**What to produce**
Retype the full set of records. Keep every character identical.

+ + + +

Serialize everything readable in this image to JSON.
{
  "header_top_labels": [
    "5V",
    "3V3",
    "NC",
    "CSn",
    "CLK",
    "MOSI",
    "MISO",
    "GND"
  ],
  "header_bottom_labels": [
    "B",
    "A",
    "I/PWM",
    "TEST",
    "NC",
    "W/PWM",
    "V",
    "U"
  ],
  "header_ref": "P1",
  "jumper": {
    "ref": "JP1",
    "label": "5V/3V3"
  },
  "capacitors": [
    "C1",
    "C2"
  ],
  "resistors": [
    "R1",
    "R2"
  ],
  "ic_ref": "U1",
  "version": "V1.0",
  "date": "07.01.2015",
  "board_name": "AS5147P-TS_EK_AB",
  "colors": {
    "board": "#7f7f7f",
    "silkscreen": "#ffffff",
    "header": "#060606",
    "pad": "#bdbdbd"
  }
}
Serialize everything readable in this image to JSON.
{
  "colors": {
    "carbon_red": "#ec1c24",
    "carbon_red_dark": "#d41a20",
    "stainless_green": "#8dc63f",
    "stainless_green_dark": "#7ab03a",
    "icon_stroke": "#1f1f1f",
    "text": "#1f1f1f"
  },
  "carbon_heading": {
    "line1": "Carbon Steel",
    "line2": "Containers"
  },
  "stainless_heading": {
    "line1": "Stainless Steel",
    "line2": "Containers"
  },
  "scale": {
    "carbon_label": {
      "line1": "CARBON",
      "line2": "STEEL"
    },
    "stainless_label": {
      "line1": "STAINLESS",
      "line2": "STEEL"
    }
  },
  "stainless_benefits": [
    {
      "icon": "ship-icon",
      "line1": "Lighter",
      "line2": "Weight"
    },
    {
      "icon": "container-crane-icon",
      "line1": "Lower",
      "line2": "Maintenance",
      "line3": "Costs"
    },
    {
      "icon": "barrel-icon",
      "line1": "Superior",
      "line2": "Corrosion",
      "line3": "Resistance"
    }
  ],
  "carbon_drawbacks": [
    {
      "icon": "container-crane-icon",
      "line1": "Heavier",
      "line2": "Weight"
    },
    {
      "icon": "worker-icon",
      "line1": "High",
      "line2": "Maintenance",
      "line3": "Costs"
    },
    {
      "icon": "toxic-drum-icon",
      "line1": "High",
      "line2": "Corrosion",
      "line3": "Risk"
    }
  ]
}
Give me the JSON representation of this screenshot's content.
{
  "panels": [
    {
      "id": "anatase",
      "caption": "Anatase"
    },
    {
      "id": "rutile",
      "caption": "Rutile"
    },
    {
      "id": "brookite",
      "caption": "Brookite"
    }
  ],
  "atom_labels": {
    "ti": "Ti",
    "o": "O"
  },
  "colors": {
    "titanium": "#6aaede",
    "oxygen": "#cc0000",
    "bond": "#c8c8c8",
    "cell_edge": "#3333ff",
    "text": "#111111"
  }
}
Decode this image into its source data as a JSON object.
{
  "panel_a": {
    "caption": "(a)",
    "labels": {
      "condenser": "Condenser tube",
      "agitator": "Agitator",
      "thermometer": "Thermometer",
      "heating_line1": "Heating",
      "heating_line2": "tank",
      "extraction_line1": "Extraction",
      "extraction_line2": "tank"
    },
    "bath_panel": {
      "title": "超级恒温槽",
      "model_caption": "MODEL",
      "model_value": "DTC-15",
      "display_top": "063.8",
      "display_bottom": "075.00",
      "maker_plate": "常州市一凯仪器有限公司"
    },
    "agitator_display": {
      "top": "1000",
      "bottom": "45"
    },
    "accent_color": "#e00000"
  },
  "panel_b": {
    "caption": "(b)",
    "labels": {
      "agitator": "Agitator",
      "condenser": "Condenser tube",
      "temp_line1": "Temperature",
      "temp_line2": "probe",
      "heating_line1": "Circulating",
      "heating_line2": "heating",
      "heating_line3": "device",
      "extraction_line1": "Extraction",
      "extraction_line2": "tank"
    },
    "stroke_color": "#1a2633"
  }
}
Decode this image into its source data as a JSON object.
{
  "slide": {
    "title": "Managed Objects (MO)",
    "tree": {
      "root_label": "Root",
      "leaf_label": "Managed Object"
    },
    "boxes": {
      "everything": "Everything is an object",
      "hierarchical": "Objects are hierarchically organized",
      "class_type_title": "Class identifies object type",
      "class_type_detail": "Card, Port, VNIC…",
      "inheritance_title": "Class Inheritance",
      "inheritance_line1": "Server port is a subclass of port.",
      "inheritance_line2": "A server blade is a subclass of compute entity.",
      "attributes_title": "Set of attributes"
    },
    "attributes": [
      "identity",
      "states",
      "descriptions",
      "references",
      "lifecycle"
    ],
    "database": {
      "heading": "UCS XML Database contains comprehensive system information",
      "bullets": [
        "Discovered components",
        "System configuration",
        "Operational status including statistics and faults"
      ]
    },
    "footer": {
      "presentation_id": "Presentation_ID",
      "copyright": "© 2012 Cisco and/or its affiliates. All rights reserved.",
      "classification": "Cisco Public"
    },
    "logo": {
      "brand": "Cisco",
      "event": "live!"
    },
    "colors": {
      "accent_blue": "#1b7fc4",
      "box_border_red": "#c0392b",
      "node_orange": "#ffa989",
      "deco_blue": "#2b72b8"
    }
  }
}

+ + + +

**Solved problem**
Serialize everything readable in this image to JSON.
{
  "header_top_labels": [
    "5V",
    "3V3",
    "NC",
    "CSn",
    "CLK",
    "MOSI",
    "MISO",
    "GND"
  ],
  "header_bottom_labels": [
    "B",
    "A",
    "I/PWM",
    "TEST",
    "NC",
    "W/PWM",
    "V",
    "U"
  ],
  "header_ref": "P1",
  "jumper": {
    "ref": "JP1",
    "label": "5V/3V3"
  },
  "capacitors": [
    "C1",
    "C2"
  ],
  "resistors": [
    "R1",
    "R2"
  ],
  "ic_ref": "U1",
  "version": "V1.0",
  "date": "07.01.2015",
  "board_name": "AS5147P-TS_EK_AB",
  "colors": {
    "board": "#7f7f7f",
    "silkscreen": "#ffffff",
    "header": "#060606",
    "pad": "#bdbdbd"
  }
}
Serialize everything readable in this image to JSON.
{
  "colors": {
    "carbon_red": "#ec1c24",
    "carbon_red_dark": "#d41a20",
    "stainless_green": "#8dc63f",
    "stainless_green_dark": "#7ab03a",
    "icon_stroke": "#1f1f1f",
    "text": "#1f1f1f"
  },
  "carbon_heading": {
    "line1": "Carbon Steel",
    "line2": "Containers"
  },
  "stainless_heading": {
    "line1": "Stainless Steel",
    "line2": "Containers"
  },
  "scale": {
    "carbon_label": {
      "line1": "CARBON",
      "line2": "STEEL"
    },
    "stainless_label": {
      "line1": "STAINLESS",
      "line2": "STEEL"
    }
  },
  "stainless_benefits": [
    {
      "icon": "ship-icon",
      "line1": "Lighter",
      "line2": "Weight"
    },
    {
      "icon": "container-crane-icon",
      "line1": "Lower",
      "line2": "Maintenance",
      "line3": "Costs"
    },
    {
      "icon": "barrel-icon",
      "line1": "Superior",
      "line2": "Corrosion",
      "line3": "Resistance"
    }
  ],
  "carbon_drawbacks": [
    {
      "icon": "container-crane-icon",
      "line1": "Heavier",
      "line2": "Weight"
    },
    {
      "icon": "worker-icon",
      "line1": "High",
      "line2": "Maintenance",
      "line3": "Costs"
    },
    {
      "icon": "toxic-drum-icon",
      "line1": "High",
      "line2": "Corrosion",
      "line3": "Risk"
    }
  ]
}
Give me the JSON representation of this screenshot's content.
{
  "panels": [
    {
      "id": "anatase",
      "caption": "Anatase"
    },
    {
      "id": "rutile",
      "caption": "Rutile"
    },
    {
      "id": "brookite",
      "caption": "Brookite"
    }
  ],
  "atom_labels": {
    "ti": "Ti",
    "o": "O"
  },
  "colors": {
    "titanium": "#6aaede",
    "oxygen": "#cc0000",
    "bond": "#c8c8c8",
    "cell_edge": "#3333ff",
    "text": "#111111"
  }
}
Decode this image into its source data as a JSON object.
{
  "panel_a": {
    "caption": "(a)",
    "labels": {
      "condenser": "Condenser tube",
      "agitator": "Agitator",
      "thermometer": "Thermometer",
      "heating_line1": "Heating",
      "heating_line2": "tank",
      "extraction_line1": "Extraction",
      "extraction_line2": "tank"
    },
    "bath_panel": {
      "title": "超级恒温槽",
      "model_caption": "MODEL",
      "model_value": "DTC-15",
      "display_top": "063.8",
      "display_bottom": "075.00",
      "maker_plate": "常州市一凯仪器有限公司"
    },
    "agitator_display": {
      "top": "1000",
      "bottom": "45"
    },
    "accent_color": "#e00000"
  },
  "panel_b": {
    "caption": "(b)",
    "labels": {
      "agitator": "Agitator",
      "condenser": "Condenser tube",
      "temp_line1": "Temperature",
      "temp_line2": "probe",
      "heating_line1": "Circulating",
      "heating_line2": "heating",
      "heating_line3": "device",
      "extraction_line1": "Extraction",
      "extraction_line2": "tank"
    },
    "stroke_color": "#1a2633"
  }
}
Decode this image into its source data as a JSON object.
{
  "slide": {
    "title": "Managed Objects (MO)",
    "tree": {
      "root_label": "Root",
      "leaf_label": "Managed Object"
    },
    "boxes": {
      "everything": "Everything is an object",
      "hierarchical": "Objects are hierarchically organized",
      "class_type_title": "Class identifies object type",
      "class_type_detail": "Card, Port, VNIC…",
      "inheritance_title": "Class Inheritance",
      "inheritance_line1": "Server port is a subclass of port.",
      "inheritance_line2": "A server blade is a subclass of compute entity.",
      "attributes_title": "Set of attributes"
    },
    "attributes": [
      "identity",
      "states",
      "descriptions",
      "references",
      "lifecycle"
    ],
    "database": {
      "heading": "UCS XML Database contains comprehensive system information",
      "bullets": [
        "Discovered components",
        "System configuration",
        "Operational status including statistics and faults"
      ]
    },
    "footer": {
      "presentation_id": "Presentation_ID",
      "copyright": "© 2012 Cisco and/or its affiliates. All rights reserved.",
      "classification": "Cisco Public"
    },
    "logo": {
      "brand": "Cisco",
      "event": "live!"
    },
    "colors": {
      "accent_blue": "#1b7fc4",
      "box_border_red": "#c0392b",
      "node_orange": "#ffa989",
      "deco_blue": "#2b72b8"
    }
  }
}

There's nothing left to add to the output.